= Instructions to follow =
Tally all lines containing the word "more". Give the number alone.

= Information supplied =
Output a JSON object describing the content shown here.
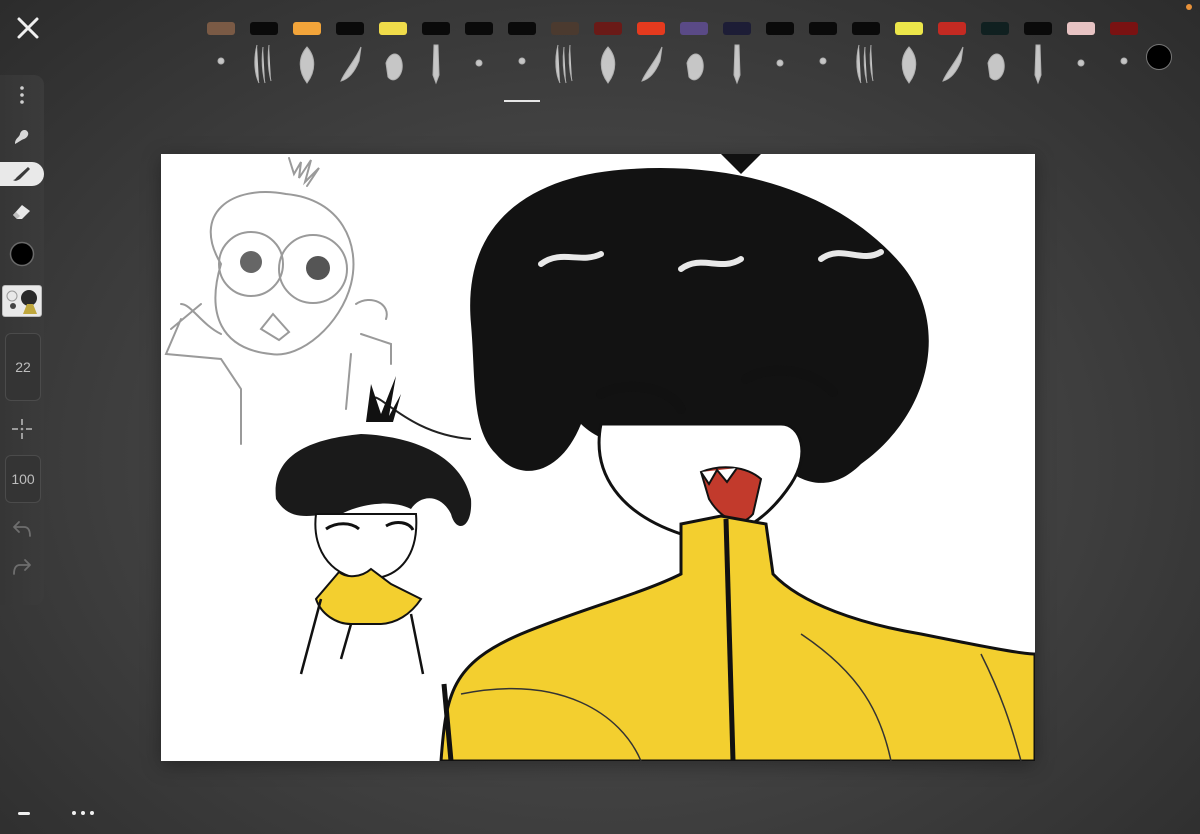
{
  "toolbar": {
    "brush_size": "22",
    "brush_opacity": "100",
    "current_color": "#000000"
  },
  "brushes": [
    {
      "color": "#7a5a45",
      "type": "soft"
    },
    {
      "color": "#0a0a0a",
      "type": "smudge"
    },
    {
      "color": "#f2a43a",
      "type": "airbrush"
    },
    {
      "color": "#0a0a0a",
      "type": "ink"
    },
    {
      "color": "#f0dc4a",
      "type": "watercolor"
    },
    {
      "color": "#0a0a0a",
      "type": "pencil"
    },
    {
      "color": "#0a0a0a",
      "type": "soft-dot"
    },
    {
      "color": "#0a0a0a",
      "type": "fineliner",
      "selected": true
    },
    {
      "color": "#4b3a2f",
      "type": "chalk"
    },
    {
      "color": "#6a1a17",
      "type": "ink-wash"
    },
    {
      "color": "#e53a1e",
      "type": "spray"
    },
    {
      "color": "#5a4a86",
      "type": "marker"
    },
    {
      "color": "#1d1d36",
      "type": "calligraphy"
    },
    {
      "color": "#0a0a0a",
      "type": "technical-pen"
    },
    {
      "color": "#0a0a0a",
      "type": "hatch"
    },
    {
      "color": "#0a0a0a",
      "type": "splatter"
    },
    {
      "color": "#ece64a",
      "type": "round-brush"
    },
    {
      "color": "#c42a22",
      "type": "dry-brush"
    },
    {
      "color": "#102020",
      "type": "flat-marker"
    },
    {
      "color": "#0a0a0a",
      "type": "blur"
    },
    {
      "color": "#e7c3c3",
      "type": "wash"
    },
    {
      "color": "#7a1212",
      "type": "eraser-brush"
    }
  ],
  "colors": {
    "accent_dot": "#e8923a",
    "ui_text": "#bdbdbd",
    "jacket_yellow": "#f3cf2f",
    "tongue_red": "#c23a2c"
  },
  "icons": [
    "close-icon",
    "more-vertical-icon",
    "smudge-icon",
    "brush-icon",
    "eraser-icon",
    "color-swatch-icon",
    "layers-thumbnail-icon",
    "transform-crosshair-icon",
    "undo-icon",
    "redo-icon",
    "more-horizontal-icon",
    "minimize-icon"
  ]
}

= Expected answer =
2